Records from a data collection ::
begin
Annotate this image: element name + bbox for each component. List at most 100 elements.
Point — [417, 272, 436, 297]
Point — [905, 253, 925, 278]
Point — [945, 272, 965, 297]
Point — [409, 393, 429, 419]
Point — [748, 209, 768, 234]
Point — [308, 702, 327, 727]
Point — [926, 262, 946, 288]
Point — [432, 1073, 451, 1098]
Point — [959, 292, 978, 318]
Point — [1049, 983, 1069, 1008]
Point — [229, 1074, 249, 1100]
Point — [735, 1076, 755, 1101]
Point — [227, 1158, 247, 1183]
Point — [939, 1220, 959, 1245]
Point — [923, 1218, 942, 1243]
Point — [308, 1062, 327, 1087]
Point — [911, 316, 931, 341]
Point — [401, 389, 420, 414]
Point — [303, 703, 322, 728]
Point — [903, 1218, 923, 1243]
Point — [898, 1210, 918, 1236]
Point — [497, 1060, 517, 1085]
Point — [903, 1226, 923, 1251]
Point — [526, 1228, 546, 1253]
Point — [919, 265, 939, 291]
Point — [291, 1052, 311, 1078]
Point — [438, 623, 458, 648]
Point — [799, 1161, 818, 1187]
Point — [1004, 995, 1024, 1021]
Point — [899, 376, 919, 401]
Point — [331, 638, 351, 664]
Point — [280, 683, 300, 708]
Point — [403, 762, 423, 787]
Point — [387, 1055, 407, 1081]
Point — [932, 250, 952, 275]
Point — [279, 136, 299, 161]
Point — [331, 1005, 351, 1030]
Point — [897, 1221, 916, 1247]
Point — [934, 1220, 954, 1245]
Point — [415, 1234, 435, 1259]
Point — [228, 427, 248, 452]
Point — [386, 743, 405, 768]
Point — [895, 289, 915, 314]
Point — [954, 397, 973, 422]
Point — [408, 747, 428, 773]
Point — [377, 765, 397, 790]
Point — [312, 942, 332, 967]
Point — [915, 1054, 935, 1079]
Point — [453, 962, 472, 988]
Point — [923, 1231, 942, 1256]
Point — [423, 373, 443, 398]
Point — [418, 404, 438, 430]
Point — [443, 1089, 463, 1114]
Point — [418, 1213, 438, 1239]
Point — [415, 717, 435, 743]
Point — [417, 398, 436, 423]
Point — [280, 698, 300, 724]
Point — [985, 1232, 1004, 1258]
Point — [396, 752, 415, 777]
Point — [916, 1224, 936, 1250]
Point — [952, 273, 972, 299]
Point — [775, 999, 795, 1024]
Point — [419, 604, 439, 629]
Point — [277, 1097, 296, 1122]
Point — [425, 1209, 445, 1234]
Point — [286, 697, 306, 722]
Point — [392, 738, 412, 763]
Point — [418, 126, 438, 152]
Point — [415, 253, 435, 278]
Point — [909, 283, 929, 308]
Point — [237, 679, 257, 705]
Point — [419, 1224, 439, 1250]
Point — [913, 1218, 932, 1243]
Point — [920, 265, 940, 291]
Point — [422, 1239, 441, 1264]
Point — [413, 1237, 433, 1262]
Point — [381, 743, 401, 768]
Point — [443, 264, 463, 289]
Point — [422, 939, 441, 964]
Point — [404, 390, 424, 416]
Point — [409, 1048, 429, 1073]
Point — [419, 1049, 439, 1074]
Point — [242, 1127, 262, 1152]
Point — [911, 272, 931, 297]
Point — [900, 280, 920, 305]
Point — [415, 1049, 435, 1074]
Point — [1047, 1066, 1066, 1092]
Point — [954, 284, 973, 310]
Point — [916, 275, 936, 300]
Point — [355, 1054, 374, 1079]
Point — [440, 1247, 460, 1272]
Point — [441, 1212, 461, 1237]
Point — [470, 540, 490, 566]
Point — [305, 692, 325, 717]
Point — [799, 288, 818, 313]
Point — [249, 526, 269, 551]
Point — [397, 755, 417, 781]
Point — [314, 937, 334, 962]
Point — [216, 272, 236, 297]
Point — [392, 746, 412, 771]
end
Set task :: Locate each line in the rows above that contains the string "bbox", and copy those lines out.

The solution ::
Annotate this image: element name + bbox for each component. List at most 100 elements.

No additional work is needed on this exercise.